- [Task directions] Filter the data below for the string "this" and copy each matching line.
>> Begin Data extract
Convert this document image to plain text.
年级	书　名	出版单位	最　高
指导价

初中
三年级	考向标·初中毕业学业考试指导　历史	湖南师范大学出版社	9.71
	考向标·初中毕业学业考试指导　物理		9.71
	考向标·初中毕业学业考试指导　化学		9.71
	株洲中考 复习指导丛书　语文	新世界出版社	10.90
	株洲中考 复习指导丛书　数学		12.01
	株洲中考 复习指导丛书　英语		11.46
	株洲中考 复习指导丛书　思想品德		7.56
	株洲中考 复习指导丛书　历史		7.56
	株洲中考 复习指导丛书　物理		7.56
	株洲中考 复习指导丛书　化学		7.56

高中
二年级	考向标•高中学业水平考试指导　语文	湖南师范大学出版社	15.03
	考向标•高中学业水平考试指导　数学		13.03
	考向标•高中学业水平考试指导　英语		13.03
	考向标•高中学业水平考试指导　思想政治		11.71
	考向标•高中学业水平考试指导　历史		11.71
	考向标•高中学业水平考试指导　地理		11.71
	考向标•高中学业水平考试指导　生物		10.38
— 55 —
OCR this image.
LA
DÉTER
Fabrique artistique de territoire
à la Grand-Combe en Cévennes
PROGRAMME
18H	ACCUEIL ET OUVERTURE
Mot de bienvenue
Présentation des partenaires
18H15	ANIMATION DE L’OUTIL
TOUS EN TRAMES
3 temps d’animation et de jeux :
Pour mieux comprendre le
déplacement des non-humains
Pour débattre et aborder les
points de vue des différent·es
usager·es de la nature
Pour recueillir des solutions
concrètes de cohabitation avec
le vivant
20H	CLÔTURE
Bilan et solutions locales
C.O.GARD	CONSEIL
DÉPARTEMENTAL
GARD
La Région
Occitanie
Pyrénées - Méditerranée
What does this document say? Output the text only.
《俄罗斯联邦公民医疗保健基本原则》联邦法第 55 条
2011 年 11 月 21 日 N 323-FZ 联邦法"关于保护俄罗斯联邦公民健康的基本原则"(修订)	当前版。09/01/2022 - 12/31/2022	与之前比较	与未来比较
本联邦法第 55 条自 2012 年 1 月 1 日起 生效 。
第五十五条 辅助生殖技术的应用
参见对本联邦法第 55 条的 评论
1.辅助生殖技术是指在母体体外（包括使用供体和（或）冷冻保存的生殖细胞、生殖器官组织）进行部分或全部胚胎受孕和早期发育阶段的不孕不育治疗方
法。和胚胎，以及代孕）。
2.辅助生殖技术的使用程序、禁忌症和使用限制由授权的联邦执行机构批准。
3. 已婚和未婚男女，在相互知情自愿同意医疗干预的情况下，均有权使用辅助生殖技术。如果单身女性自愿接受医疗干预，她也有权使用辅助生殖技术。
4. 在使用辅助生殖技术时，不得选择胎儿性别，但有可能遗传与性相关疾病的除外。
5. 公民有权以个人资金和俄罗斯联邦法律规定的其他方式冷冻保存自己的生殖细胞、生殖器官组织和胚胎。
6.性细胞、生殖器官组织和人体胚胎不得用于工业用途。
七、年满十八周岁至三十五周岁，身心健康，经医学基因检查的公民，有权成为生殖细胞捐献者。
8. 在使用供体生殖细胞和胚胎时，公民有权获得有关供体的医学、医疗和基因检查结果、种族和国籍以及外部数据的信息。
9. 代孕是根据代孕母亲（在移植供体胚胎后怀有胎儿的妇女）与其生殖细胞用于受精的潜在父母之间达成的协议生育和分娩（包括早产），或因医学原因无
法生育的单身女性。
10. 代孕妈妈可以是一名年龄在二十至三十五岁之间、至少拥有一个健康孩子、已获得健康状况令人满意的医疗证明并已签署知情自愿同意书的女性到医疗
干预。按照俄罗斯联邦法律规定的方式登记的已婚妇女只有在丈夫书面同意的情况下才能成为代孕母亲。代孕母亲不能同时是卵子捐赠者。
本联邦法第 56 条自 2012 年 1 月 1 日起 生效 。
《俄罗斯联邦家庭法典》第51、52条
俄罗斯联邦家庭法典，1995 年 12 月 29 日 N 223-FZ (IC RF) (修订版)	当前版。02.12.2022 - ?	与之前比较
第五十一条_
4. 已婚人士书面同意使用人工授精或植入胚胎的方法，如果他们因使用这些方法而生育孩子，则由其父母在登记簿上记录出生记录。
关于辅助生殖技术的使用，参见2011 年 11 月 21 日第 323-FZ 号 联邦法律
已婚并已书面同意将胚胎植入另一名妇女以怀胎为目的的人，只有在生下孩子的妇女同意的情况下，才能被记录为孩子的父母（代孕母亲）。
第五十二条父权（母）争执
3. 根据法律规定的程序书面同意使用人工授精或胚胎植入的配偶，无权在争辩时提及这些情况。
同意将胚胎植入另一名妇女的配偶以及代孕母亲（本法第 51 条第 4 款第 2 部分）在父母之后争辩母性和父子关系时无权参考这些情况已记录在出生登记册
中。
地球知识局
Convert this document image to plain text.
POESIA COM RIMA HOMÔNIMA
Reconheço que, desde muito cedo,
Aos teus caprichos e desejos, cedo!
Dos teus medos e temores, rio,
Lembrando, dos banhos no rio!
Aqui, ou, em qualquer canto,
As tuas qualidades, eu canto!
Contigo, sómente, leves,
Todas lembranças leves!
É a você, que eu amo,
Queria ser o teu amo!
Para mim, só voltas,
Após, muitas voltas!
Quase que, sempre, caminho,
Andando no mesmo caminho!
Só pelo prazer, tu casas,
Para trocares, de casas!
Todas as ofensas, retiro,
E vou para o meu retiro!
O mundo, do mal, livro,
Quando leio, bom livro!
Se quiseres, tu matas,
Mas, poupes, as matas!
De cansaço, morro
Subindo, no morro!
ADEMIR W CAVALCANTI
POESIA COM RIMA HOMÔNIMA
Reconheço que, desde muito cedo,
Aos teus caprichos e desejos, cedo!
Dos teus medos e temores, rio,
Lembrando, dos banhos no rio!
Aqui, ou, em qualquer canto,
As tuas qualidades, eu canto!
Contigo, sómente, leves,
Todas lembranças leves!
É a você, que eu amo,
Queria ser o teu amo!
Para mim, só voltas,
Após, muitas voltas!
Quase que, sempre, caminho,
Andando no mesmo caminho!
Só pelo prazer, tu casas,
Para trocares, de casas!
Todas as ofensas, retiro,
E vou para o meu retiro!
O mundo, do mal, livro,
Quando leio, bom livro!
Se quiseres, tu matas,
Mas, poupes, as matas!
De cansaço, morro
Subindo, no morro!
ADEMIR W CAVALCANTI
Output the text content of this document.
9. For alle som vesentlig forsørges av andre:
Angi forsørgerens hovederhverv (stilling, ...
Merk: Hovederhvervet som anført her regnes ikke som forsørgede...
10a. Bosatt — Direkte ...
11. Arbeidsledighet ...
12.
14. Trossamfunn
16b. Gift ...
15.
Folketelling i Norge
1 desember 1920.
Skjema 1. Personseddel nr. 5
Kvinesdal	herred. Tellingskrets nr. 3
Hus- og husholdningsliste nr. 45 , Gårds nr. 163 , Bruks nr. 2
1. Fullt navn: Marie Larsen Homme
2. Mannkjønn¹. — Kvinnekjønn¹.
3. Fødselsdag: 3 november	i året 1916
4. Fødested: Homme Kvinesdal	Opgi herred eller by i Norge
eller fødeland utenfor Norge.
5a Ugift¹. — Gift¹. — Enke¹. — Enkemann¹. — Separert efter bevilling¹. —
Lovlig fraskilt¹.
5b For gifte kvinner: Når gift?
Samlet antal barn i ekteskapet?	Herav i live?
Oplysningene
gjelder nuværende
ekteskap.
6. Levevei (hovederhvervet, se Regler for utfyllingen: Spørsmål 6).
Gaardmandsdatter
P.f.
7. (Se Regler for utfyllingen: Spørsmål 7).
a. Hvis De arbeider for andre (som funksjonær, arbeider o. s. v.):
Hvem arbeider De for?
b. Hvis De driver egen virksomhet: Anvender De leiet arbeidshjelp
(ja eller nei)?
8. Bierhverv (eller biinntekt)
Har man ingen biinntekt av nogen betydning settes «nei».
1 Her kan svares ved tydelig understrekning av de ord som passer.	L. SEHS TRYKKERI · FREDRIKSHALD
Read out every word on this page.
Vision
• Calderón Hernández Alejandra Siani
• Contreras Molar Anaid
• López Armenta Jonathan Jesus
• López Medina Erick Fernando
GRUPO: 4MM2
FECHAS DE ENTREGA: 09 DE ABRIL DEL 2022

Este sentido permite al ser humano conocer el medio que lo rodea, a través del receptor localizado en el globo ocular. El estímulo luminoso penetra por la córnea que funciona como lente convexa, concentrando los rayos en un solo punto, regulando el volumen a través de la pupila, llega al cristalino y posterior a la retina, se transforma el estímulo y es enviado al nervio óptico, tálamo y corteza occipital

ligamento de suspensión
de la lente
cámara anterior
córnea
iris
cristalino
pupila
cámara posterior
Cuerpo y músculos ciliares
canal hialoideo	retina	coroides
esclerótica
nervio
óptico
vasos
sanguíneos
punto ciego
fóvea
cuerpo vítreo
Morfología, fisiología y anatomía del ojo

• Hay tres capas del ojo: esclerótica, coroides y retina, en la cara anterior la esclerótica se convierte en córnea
>> End Data extract
- [Full response]
Convert this document image to plain text.
OCR this image.
What does this document say? Output the text only.
Convert this document image to plain text.
Output the text content of this document.
Read out every word on this page.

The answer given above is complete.